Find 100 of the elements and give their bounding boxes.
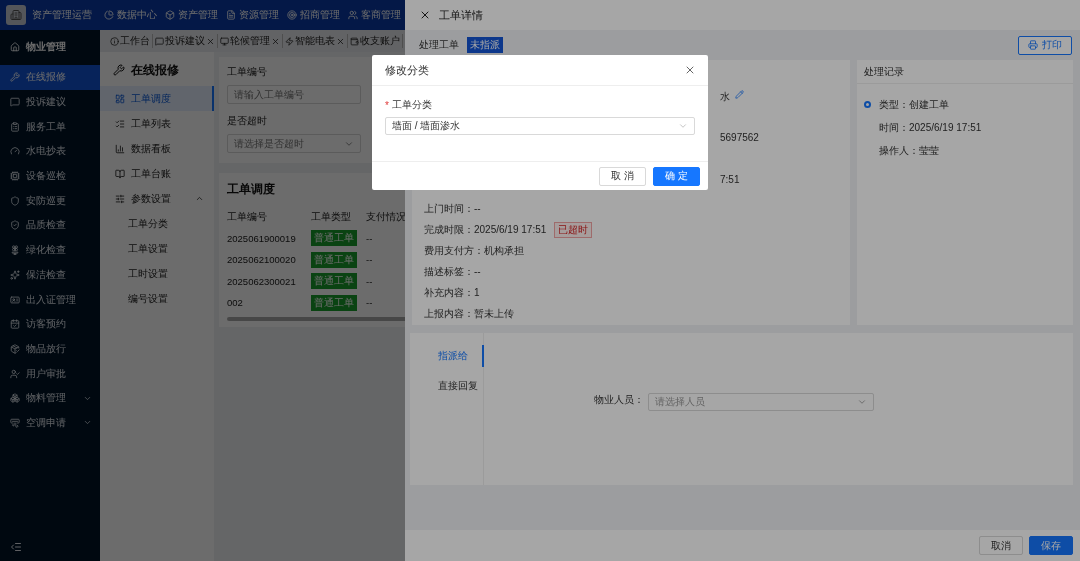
nav-item[interactable]: 招商管理 <box>287 8 348 22</box>
field-label: 工单编号 <box>227 65 267 79</box>
field-label: 是否超时 <box>227 114 267 128</box>
select-field[interactable]: 墙面 / 墙面渗水 <box>385 117 695 135</box>
page-tab[interactable]: 智能电表 <box>283 34 348 48</box>
home-icon <box>10 42 20 52</box>
sidebar-item[interactable]: 安防巡更 <box>0 188 100 214</box>
submenu-title: 在线报修 <box>100 58 214 82</box>
box-icon <box>165 10 175 20</box>
cancel-button[interactable]: 取 消 <box>599 166 647 186</box>
sidebar-item[interactable]: 品质检查 <box>0 213 100 238</box>
submenu-item[interactable]: 参数设置 <box>100 186 214 211</box>
sidebar-item[interactable]: 物料管理 <box>0 385 100 411</box>
monitor-icon <box>220 36 229 46</box>
page-tab[interactable]: 收支账户 <box>348 34 403 48</box>
detail-field: 上报内容：暂未上传 <box>424 306 514 321</box>
sidebar-item[interactable]: 保洁检查 <box>0 262 100 288</box>
overdue-tag: 已超时 <box>554 221 593 238</box>
submenu-item[interactable]: 工单台账 <box>100 161 214 186</box>
message-icon <box>10 97 20 108</box>
sidebar-item[interactable]: 服务工单 <box>0 114 100 140</box>
sparkle-icon <box>10 269 20 280</box>
shield-icon <box>10 195 20 206</box>
submenu-item[interactable]: 工单列表 <box>100 111 214 136</box>
detail-value: 5697562 <box>720 132 759 143</box>
required-mark: * <box>385 99 389 111</box>
detail-value: 7:51 <box>720 174 740 185</box>
page-tab[interactable]: 投诉建议 <box>153 34 218 48</box>
bolt-icon <box>285 36 294 46</box>
sidebar-item[interactable]: 水电抄表 <box>0 139 100 164</box>
sidebar-item[interactable]: 出入证管理 <box>0 287 100 312</box>
printer-icon <box>1028 40 1038 50</box>
detail-field: 上门时间：-- <box>424 201 481 216</box>
log-line: 类型：创建工单 <box>879 98 950 112</box>
table-cell-text: -- <box>366 232 374 244</box>
column-header: 工单类型 <box>311 209 352 224</box>
submenu-item[interactable]: 数据看板 <box>100 136 214 161</box>
type-tag: 普通工单 <box>311 251 357 268</box>
users-icon <box>348 10 358 20</box>
package-icon <box>10 343 20 354</box>
collapse-icon[interactable] <box>10 541 22 553</box>
submenu-item[interactable]: 编号设置 <box>100 286 214 311</box>
save-button[interactable]: 保存 <box>1029 536 1073 555</box>
side-tab[interactable]: 直接回复 <box>410 375 484 397</box>
sidebar-item[interactable]: 绿化检查 <box>0 237 100 263</box>
detail-field: 描述标签：-- <box>424 264 481 279</box>
book-icon <box>115 168 125 179</box>
nav-item[interactable]: 资产管理 <box>165 8 226 22</box>
gauge-icon <box>10 146 20 157</box>
table-cell-text: -- <box>366 254 374 266</box>
detail-value: 水 <box>720 90 730 104</box>
side-tab[interactable]: 指派给 <box>410 345 484 367</box>
sidebar-item[interactable]: 物品放行 <box>0 336 100 362</box>
drawer-title: 工单详情 <box>439 7 483 23</box>
sidebar-item[interactable]: 空调申请 <box>0 410 100 436</box>
field-label: 物业人员： <box>593 393 644 407</box>
boxes-icon <box>10 393 20 404</box>
document-icon <box>226 10 236 20</box>
submenu-item[interactable]: 工单调度 <box>100 86 214 111</box>
calendar-icon <box>10 319 20 330</box>
page-tab[interactable]: 工作台 <box>108 34 153 48</box>
sidebar-item[interactable]: 用户审批 <box>0 361 100 386</box>
table-cell-text: 2025062100020 <box>227 254 297 266</box>
sidebar-item[interactable]: 设备巡检 <box>0 163 100 189</box>
field-label: 工单分类 <box>391 98 432 112</box>
submenu-item[interactable]: 工时设置 <box>100 261 214 286</box>
air-vent-icon <box>10 417 20 428</box>
table-cell-text: 2025062300021 <box>227 275 297 287</box>
sidebar-item[interactable]: 访客预约 <box>0 311 100 337</box>
sidebar-group[interactable]: 物业管理 <box>0 35 100 59</box>
modal-title: 修改分类 <box>385 62 429 78</box>
close-icon[interactable] <box>419 9 431 21</box>
log-line: 操作人：莹莹 <box>879 144 940 158</box>
list-icon <box>115 118 125 129</box>
sidebar-item[interactable]: 在线报修 <box>0 65 100 90</box>
print-button[interactable]: 打印 <box>1018 35 1072 55</box>
table-cell-text: 002 <box>227 297 244 309</box>
submenu-item[interactable]: 工单分类 <box>100 211 214 236</box>
app-name: 资产管理运营 <box>32 8 92 22</box>
clipboard-icon <box>10 121 20 132</box>
nav-item[interactable]: 资源管理 <box>226 8 287 22</box>
flower-icon <box>10 245 20 256</box>
close-icon[interactable] <box>684 64 696 76</box>
table-title: 工单调度 <box>227 181 275 198</box>
chevron-icon <box>856 397 867 407</box>
chip-icon <box>10 171 20 182</box>
type-tag: 普通工单 <box>311 294 357 311</box>
bar-chart-icon <box>115 143 125 154</box>
chevron-icon <box>195 194 204 203</box>
message-icon <box>155 36 164 46</box>
select-field[interactable]: 请选择人员 <box>647 393 874 411</box>
page-tab[interactable]: 轮候管理 <box>218 34 283 48</box>
confirm-button[interactable]: 确 定 <box>653 166 700 186</box>
submenu-item[interactable]: 工单设置 <box>100 236 214 261</box>
type-tag: 普通工单 <box>311 273 357 290</box>
nav-item[interactable]: 数据中心 <box>104 8 165 22</box>
edit-icon[interactable] <box>735 90 744 99</box>
logo-icon <box>6 5 26 25</box>
nav-item[interactable]: 客商管理 <box>348 8 409 22</box>
cancel-button[interactable]: 取消 <box>979 536 1023 555</box>
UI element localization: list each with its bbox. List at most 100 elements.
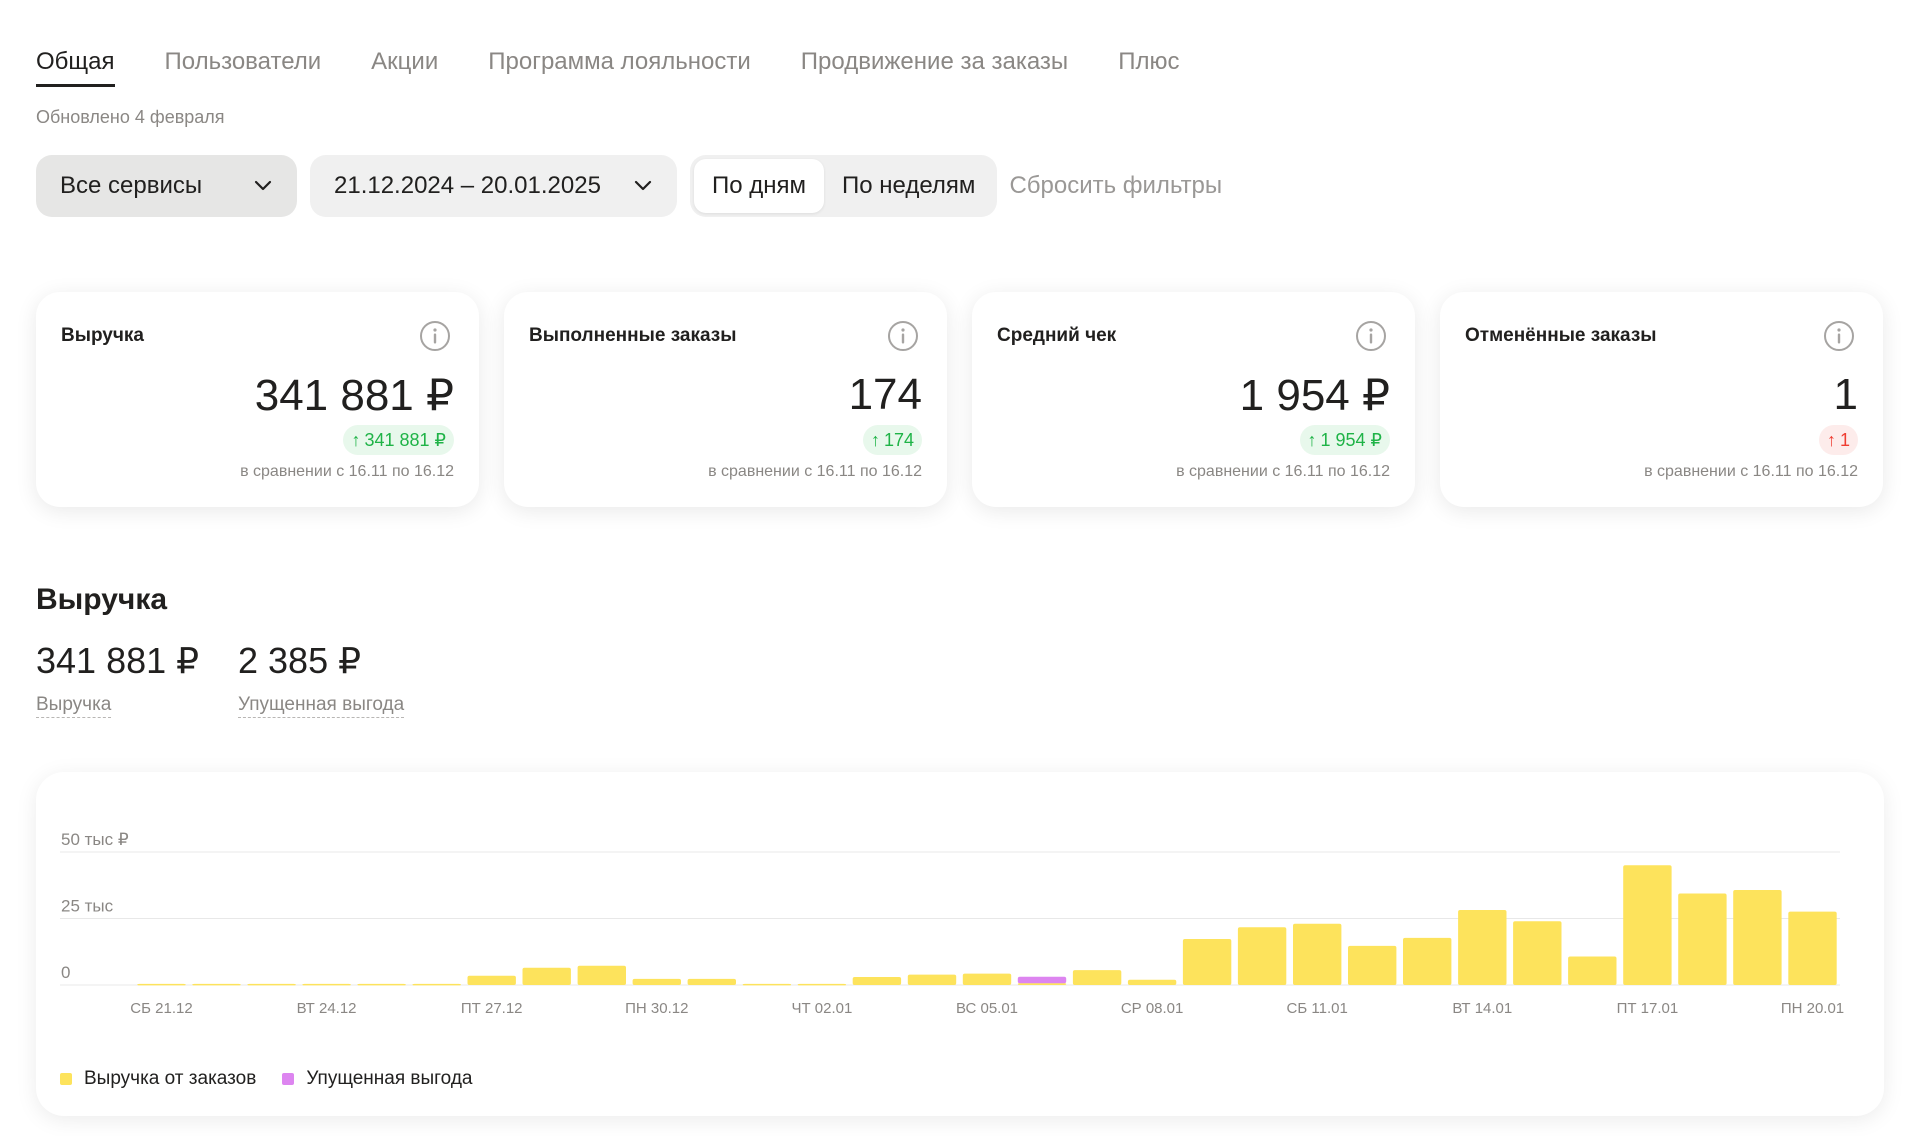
revenue-bar[interactable] <box>192 983 241 986</box>
services-dropdown[interactable]: Все сервисы <box>36 155 297 217</box>
revenue-bar[interactable] <box>1127 979 1177 985</box>
revenue-bar[interactable] <box>962 973 1012 985</box>
revenue-bar[interactable] <box>247 983 296 986</box>
revenue-bar[interactable] <box>1678 893 1727 986</box>
revenue-bar[interactable] <box>852 977 902 985</box>
revenue-bar[interactable] <box>1568 956 1617 986</box>
kpi-card-value: 1 <box>1833 370 1858 419</box>
legend-swatch <box>282 1073 295 1085</box>
kpi-compare-text: в сравнении с 16.11 по 16.12 <box>1644 463 1858 480</box>
kpi-delta-badge: ↑ 1 954 ₽ <box>1299 425 1390 455</box>
kpi-card-value: 341 881 ₽ <box>254 371 454 420</box>
revenue-bar[interactable] <box>1348 945 1397 985</box>
revenue-bar[interactable] <box>1458 910 1507 985</box>
info-icon[interactable] <box>1823 320 1855 352</box>
x-tick-label: ВС 05.01 <box>956 1000 1018 1017</box>
x-tick-label: ПТ 17.01 <box>1617 1000 1679 1017</box>
filter-bar: Все сервисы 21.12.2024 – 20.01.2025 По д… <box>36 155 1222 217</box>
chart-legend: Выручка от заказов Упущенная выгода <box>60 1068 473 1090</box>
x-tick-label: ВТ 14.01 <box>1452 1000 1512 1017</box>
revenue-metric-value: 341 881 ₽ <box>36 640 200 681</box>
revenue-bar[interactable] <box>577 965 626 985</box>
kpi-delta-value: 174 <box>883 429 914 450</box>
reset-filters-button[interactable]: Сбросить фильтры <box>1009 172 1222 200</box>
kpi-card-title: Отменённые заказы <box>1465 325 1657 346</box>
revenue-bar[interactable] <box>907 974 957 985</box>
date-range-dropdown[interactable]: 21.12.2024 – 20.01.2025 <box>310 155 677 217</box>
tab-1[interactable]: Пользователи <box>165 48 322 87</box>
tab-3[interactable]: Программа лояльности <box>488 48 751 87</box>
by-weeks-option[interactable]: По неделям <box>824 159 993 213</box>
revenue-section-title: Выручка <box>36 583 168 616</box>
x-tick-label: ЧТ 02.01 <box>791 1000 852 1017</box>
x-tick-label: СР 08.01 <box>1121 1000 1184 1017</box>
revenue-bar[interactable] <box>1072 970 1122 985</box>
info-icon[interactable] <box>887 320 919 352</box>
revenue-bar[interactable] <box>632 978 681 985</box>
tab-2[interactable]: Акции <box>371 48 438 87</box>
by-days-option[interactable]: По дням <box>694 159 825 213</box>
revenue-chart-card: 0 25 тыс 50 тыс ₽ СБ 21.12 ВТ 24.12 ПТ 27.12 П… <box>36 772 1884 1116</box>
revenue-bar[interactable] <box>687 978 736 985</box>
revenue-bar[interactable] <box>357 983 406 986</box>
revenue-bar[interactable] <box>1733 890 1782 985</box>
info-icon[interactable] <box>419 320 451 352</box>
revenue-bar[interactable] <box>1403 937 1452 985</box>
arrow-up-icon: ↑ <box>351 429 361 450</box>
x-tick-label: ПН 20.01 <box>1781 1000 1844 1017</box>
lost-profit-metric-label[interactable]: Упущенная выгода <box>238 694 405 718</box>
x-tick-label: ПТ 27.12 <box>461 1000 523 1017</box>
revenue-metric: 341 881 ₽ Выручка <box>36 640 199 718</box>
kpi-card-title: Выручка <box>61 325 144 346</box>
kpi-delta-badge: ↑ 1 <box>1818 425 1858 455</box>
kpi-card-title: Средний чек <box>997 325 1117 346</box>
tab-5[interactable]: Плюс <box>1118 48 1179 87</box>
kpi-delta-value: 341 881 ₽ <box>364 429 446 450</box>
revenue-bar[interactable] <box>1293 923 1342 985</box>
kpi-compare-text: в сравнении с 16.11 по 16.12 <box>240 463 454 480</box>
kpi-delta-value: 1 954 ₽ <box>1320 429 1383 450</box>
kpi-card-value: 174 <box>848 370 922 419</box>
revenue-bar[interactable] <box>742 983 792 986</box>
services-dropdown-label: Все сервисы <box>60 172 203 199</box>
tab-bar: Общая Пользователи Акции Программа лояльнос… <box>36 48 1179 87</box>
x-tick-label: ВТ 24.12 <box>297 1000 357 1017</box>
date-range-label: 21.12.2024 – 20.01.2025 <box>334 172 601 199</box>
revenue-bar[interactable] <box>412 983 461 986</box>
revenue-bar[interactable] <box>1237 927 1287 985</box>
legend-item-lost-profit[interactable]: Упущенная выгода <box>282 1068 473 1090</box>
revenue-bar-chart: 0 25 тыс 50 тыс ₽ СБ 21.12 ВТ 24.12 ПТ 27.12 П… <box>60 830 1844 1017</box>
revenue-bar[interactable] <box>1017 983 1067 985</box>
revenue-bar[interactable] <box>797 983 847 986</box>
tab-0[interactable]: Общая <box>36 48 115 87</box>
kpi-card-cancelled-orders: Отменённые заказы 1 ↑ 1 в сравнении с 16.… <box>1440 292 1883 507</box>
revenue-bar[interactable] <box>1513 921 1562 985</box>
revenue-bar[interactable] <box>1788 911 1837 985</box>
kpi-card-revenue: Выручка 341 881 ₽ ↑ 341 881 ₽ в сравнении… <box>36 292 479 507</box>
x-tick-label: СБ 11.01 <box>1287 1000 1348 1017</box>
revenue-bar[interactable] <box>302 983 351 986</box>
tab-4[interactable]: Продвижение за заказы <box>801 48 1068 87</box>
chevron-down-icon <box>633 176 653 196</box>
revenue-metric-label[interactable]: Выручка <box>36 694 112 718</box>
legend-item-revenue[interactable]: Выручка от заказов <box>60 1068 256 1090</box>
info-icon[interactable] <box>1355 320 1387 352</box>
arrow-up-icon: ↑ <box>870 429 880 450</box>
revenue-bar[interactable] <box>1182 939 1232 985</box>
lost-profit-metric: 2 385 ₽ Упущенная выгода <box>238 640 405 718</box>
kpi-delta-badge: ↑ 174 <box>862 425 922 455</box>
legend-swatch <box>60 1073 72 1085</box>
lost-profit-bar[interactable] <box>1017 976 1067 984</box>
updated-date: Обновлено 4 февраля <box>36 107 225 127</box>
x-tick-label: ПН 30.12 <box>625 1000 688 1017</box>
chevron-down-icon <box>253 176 273 196</box>
revenue-bar[interactable] <box>137 983 186 986</box>
lost-profit-metric-value: 2 385 ₽ <box>238 640 361 681</box>
revenue-bar[interactable] <box>522 967 571 985</box>
revenue-bar[interactable] <box>467 975 516 985</box>
y-tick-label: 25 тыс <box>61 897 114 916</box>
legend-label: Упущенная выгода <box>306 1068 473 1089</box>
revenue-bar[interactable] <box>1623 865 1672 985</box>
kpi-card-title: Выполненные заказы <box>529 325 737 346</box>
y-tick-label: 0 <box>61 963 70 982</box>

**TASK TO CARRY OUT**
Copy verbatim the stretch of item lines from the one containing "revenue-bar[interactable] <box>192 983" through the one containing "revenue-bar[interactable] <box>247 983", including both endpoints.

**SOLUTION FOR THIS EXERCISE**
revenue-bar[interactable] <box>192 983 241 986</box>
services-dropdown[interactable]: Все сервисы <box>36 155 297 217</box>
revenue-bar[interactable] <box>1127 979 1177 985</box>
revenue-bar[interactable] <box>962 973 1012 985</box>
revenue-bar[interactable] <box>247 983 296 986</box>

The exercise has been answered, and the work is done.